**WHAT IS NEEDED**
Return the data exactly, with all pictures removed.

## BEGIN EXTRACTED INFORMATION

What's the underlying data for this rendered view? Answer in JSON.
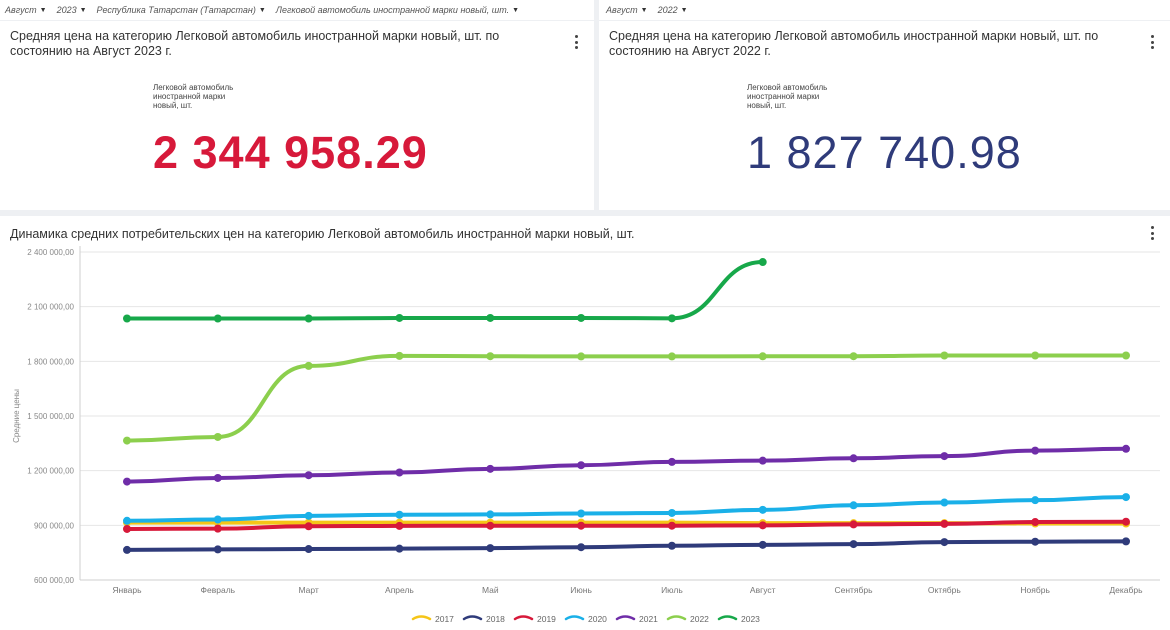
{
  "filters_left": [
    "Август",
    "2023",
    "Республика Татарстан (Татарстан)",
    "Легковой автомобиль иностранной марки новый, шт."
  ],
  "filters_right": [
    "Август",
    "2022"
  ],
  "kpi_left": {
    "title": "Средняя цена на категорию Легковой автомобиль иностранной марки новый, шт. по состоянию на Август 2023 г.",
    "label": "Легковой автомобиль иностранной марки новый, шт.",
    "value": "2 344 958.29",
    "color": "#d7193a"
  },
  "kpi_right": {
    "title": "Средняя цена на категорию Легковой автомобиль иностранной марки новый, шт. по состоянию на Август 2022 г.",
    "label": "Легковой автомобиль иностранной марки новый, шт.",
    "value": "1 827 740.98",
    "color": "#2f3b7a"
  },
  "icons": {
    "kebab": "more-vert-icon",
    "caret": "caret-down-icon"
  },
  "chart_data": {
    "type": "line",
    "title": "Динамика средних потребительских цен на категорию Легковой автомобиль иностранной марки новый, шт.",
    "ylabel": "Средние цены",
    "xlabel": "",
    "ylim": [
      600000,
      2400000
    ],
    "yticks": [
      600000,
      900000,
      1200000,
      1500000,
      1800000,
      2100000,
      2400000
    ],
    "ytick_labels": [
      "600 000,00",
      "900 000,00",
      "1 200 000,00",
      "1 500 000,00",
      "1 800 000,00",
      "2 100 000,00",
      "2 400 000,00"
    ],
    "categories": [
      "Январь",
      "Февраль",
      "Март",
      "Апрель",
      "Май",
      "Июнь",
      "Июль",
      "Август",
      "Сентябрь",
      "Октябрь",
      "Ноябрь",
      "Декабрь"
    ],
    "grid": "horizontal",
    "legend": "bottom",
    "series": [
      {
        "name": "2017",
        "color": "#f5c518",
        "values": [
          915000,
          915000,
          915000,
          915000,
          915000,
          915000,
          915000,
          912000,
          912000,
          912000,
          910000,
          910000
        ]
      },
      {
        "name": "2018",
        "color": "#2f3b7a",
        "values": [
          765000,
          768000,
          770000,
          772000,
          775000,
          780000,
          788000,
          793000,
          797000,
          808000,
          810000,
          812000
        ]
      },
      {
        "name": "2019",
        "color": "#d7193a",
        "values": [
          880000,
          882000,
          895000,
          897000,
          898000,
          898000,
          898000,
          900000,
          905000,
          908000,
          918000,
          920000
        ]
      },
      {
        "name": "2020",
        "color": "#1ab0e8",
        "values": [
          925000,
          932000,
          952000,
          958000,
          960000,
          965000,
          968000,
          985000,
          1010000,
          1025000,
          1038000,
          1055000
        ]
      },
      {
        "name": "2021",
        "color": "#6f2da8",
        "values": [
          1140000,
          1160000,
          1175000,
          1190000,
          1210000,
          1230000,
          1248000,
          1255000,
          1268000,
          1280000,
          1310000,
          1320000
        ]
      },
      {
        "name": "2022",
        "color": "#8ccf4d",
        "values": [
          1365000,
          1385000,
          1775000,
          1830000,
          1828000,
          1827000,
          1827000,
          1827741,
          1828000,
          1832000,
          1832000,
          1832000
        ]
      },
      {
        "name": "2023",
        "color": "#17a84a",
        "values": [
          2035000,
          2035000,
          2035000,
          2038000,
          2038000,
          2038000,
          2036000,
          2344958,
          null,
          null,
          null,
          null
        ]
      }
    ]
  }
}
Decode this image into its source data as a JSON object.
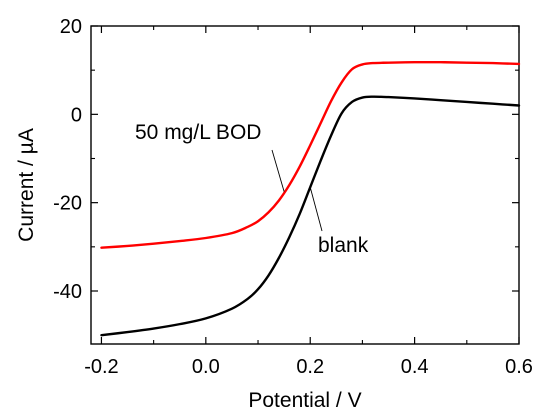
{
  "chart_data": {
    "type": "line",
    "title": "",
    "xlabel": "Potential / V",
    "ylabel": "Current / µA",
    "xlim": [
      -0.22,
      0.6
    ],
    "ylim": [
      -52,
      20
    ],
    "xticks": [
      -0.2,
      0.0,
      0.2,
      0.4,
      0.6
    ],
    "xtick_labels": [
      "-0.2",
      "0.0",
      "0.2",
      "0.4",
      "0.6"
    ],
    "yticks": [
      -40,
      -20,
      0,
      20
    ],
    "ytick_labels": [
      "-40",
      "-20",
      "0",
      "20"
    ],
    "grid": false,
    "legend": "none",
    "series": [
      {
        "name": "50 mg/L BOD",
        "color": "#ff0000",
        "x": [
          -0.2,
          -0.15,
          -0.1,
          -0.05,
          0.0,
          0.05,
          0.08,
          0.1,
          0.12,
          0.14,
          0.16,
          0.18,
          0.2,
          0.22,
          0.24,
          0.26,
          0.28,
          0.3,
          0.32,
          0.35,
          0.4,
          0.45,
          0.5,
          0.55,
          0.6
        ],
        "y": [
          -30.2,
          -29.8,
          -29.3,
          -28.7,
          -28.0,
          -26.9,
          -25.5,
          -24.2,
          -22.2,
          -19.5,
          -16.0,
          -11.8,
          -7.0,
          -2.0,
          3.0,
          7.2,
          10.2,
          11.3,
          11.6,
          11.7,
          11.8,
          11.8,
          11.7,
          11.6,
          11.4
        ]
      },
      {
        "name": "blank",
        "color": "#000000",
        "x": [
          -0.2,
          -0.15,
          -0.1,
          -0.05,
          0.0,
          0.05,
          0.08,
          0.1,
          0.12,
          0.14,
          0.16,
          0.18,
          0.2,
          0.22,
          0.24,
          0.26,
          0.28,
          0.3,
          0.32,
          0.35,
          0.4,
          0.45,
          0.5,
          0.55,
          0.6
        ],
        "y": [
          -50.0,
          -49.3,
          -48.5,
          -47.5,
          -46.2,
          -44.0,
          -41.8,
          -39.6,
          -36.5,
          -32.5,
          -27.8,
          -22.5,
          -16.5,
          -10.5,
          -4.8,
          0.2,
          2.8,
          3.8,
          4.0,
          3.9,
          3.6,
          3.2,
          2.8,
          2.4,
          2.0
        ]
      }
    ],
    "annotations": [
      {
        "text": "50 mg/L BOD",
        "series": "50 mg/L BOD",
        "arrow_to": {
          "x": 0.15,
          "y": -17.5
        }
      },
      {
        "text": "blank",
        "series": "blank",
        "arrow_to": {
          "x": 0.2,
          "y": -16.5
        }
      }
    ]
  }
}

## END EXTRACTED INFORMATION

**EXERCISE SOLUTION**
What's the underlying data for this rendered view? Answer in JSON.
{
  "filters_left": [
    "Август",
    "2023",
    "Республика Татарстан (Татарстан)",
    "Легковой автомобиль иностранной марки новый, шт."
  ],
  "filters_right": [
    "Август",
    "2022"
  ],
  "kpi_left": {
    "title": "Средняя цена на категорию Легковой автомобиль иностранной марки новый, шт. по состоянию на Август 2023 г.",
    "label": "Легковой автомобиль иностранной марки новый, шт.",
    "value": "2 344 958.29",
    "color": "#d7193a"
  },
  "kpi_right": {
    "title": "Средняя цена на категорию Легковой автомобиль иностранной марки новый, шт. по состоянию на Август 2022 г.",
    "label": "Легковой автомобиль иностранной марки новый, шт.",
    "value": "1 827 740.98",
    "color": "#2f3b7a"
  },
  "icons": {
    "kebab": "more-vert-icon",
    "caret": "caret-down-icon"
  },
  "chart_data": {
    "type": "line",
    "title": "Динамика средних потребительских цен на категорию Легковой автомобиль иностранной марки новый, шт.",
    "ylabel": "Средние цены",
    "xlabel": "",
    "ylim": [
      600000,
      2400000
    ],
    "yticks": [
      600000,
      900000,
      1200000,
      1500000,
      1800000,
      2100000,
      2400000
    ],
    "ytick_labels": [
      "600 000,00",
      "900 000,00",
      "1 200 000,00",
      "1 500 000,00",
      "1 800 000,00",
      "2 100 000,00",
      "2 400 000,00"
    ],
    "categories": [
      "Январь",
      "Февраль",
      "Март",
      "Апрель",
      "Май",
      "Июнь",
      "Июль",
      "Август",
      "Сентябрь",
      "Октябрь",
      "Ноябрь",
      "Декабрь"
    ],
    "grid": "horizontal",
    "legend": "bottom",
    "series": [
      {
        "name": "2017",
        "color": "#f5c518",
        "values": [
          915000,
          915000,
          915000,
          915000,
          915000,
          915000,
          915000,
          912000,
          912000,
          912000,
          910000,
          910000
        ]
      },
      {
        "name": "2018",
        "color": "#2f3b7a",
        "values": [
          765000,
          768000,
          770000,
          772000,
          775000,
          780000,
          788000,
          793000,
          797000,
          808000,
          810000,
          812000
        ]
      },
      {
        "name": "2019",
        "color": "#d7193a",
        "values": [
          880000,
          882000,
          895000,
          897000,
          898000,
          898000,
          898000,
          900000,
          905000,
          908000,
          918000,
          920000
        ]
      },
      {
        "name": "2020",
        "color": "#1ab0e8",
        "values": [
          925000,
          932000,
          952000,
          958000,
          960000,
          965000,
          968000,
          985000,
          1010000,
          1025000,
          1038000,
          1055000
        ]
      },
      {
        "name": "2021",
        "color": "#6f2da8",
        "values": [
          1140000,
          1160000,
          1175000,
          1190000,
          1210000,
          1230000,
          1248000,
          1255000,
          1268000,
          1280000,
          1310000,
          1320000
        ]
      },
      {
        "name": "2022",
        "color": "#8ccf4d",
        "values": [
          1365000,
          1385000,
          1775000,
          1830000,
          1828000,
          1827000,
          1827000,
          1827741,
          1828000,
          1832000,
          1832000,
          1832000
        ]
      },
      {
        "name": "2023",
        "color": "#17a84a",
        "values": [
          2035000,
          2035000,
          2035000,
          2038000,
          2038000,
          2038000,
          2036000,
          2344958,
          null,
          null,
          null,
          null
        ]
      }
    ]
  }
}
Decode this image into its source data as a JSON object.
{
  "chart_data": {
    "type": "line",
    "title": "",
    "xlabel": "Potential / V",
    "ylabel": "Current / µA",
    "xlim": [
      -0.22,
      0.6
    ],
    "ylim": [
      -52,
      20
    ],
    "xticks": [
      -0.2,
      0.0,
      0.2,
      0.4,
      0.6
    ],
    "xtick_labels": [
      "-0.2",
      "0.0",
      "0.2",
      "0.4",
      "0.6"
    ],
    "yticks": [
      -40,
      -20,
      0,
      20
    ],
    "ytick_labels": [
      "-40",
      "-20",
      "0",
      "20"
    ],
    "grid": false,
    "legend": "none",
    "series": [
      {
        "name": "50 mg/L BOD",
        "color": "#ff0000",
        "x": [
          -0.2,
          -0.15,
          -0.1,
          -0.05,
          0.0,
          0.05,
          0.08,
          0.1,
          0.12,
          0.14,
          0.16,
          0.18,
          0.2,
          0.22,
          0.24,
          0.26,
          0.28,
          0.3,
          0.32,
          0.35,
          0.4,
          0.45,
          0.5,
          0.55,
          0.6
        ],
        "y": [
          -30.2,
          -29.8,
          -29.3,
          -28.7,
          -28.0,
          -26.9,
          -25.5,
          -24.2,
          -22.2,
          -19.5,
          -16.0,
          -11.8,
          -7.0,
          -2.0,
          3.0,
          7.2,
          10.2,
          11.3,
          11.6,
          11.7,
          11.8,
          11.8,
          11.7,
          11.6,
          11.4
        ]
      },
      {
        "name": "blank",
        "color": "#000000",
        "x": [
          -0.2,
          -0.15,
          -0.1,
          -0.05,
          0.0,
          0.05,
          0.08,
          0.1,
          0.12,
          0.14,
          0.16,
          0.18,
          0.2,
          0.22,
          0.24,
          0.26,
          0.28,
          0.3,
          0.32,
          0.35,
          0.4,
          0.45,
          0.5,
          0.55,
          0.6
        ],
        "y": [
          -50.0,
          -49.3,
          -48.5,
          -47.5,
          -46.2,
          -44.0,
          -41.8,
          -39.6,
          -36.5,
          -32.5,
          -27.8,
          -22.5,
          -16.5,
          -10.5,
          -4.8,
          0.2,
          2.8,
          3.8,
          4.0,
          3.9,
          3.6,
          3.2,
          2.8,
          2.4,
          2.0
        ]
      }
    ],
    "annotations": [
      {
        "text": "50 mg/L BOD",
        "series": "50 mg/L BOD",
        "arrow_to": {
          "x": 0.15,
          "y": -17.5
        }
      },
      {
        "text": "blank",
        "series": "blank",
        "arrow_to": {
          "x": 0.2,
          "y": -16.5
        }
      }
    ]
  }
}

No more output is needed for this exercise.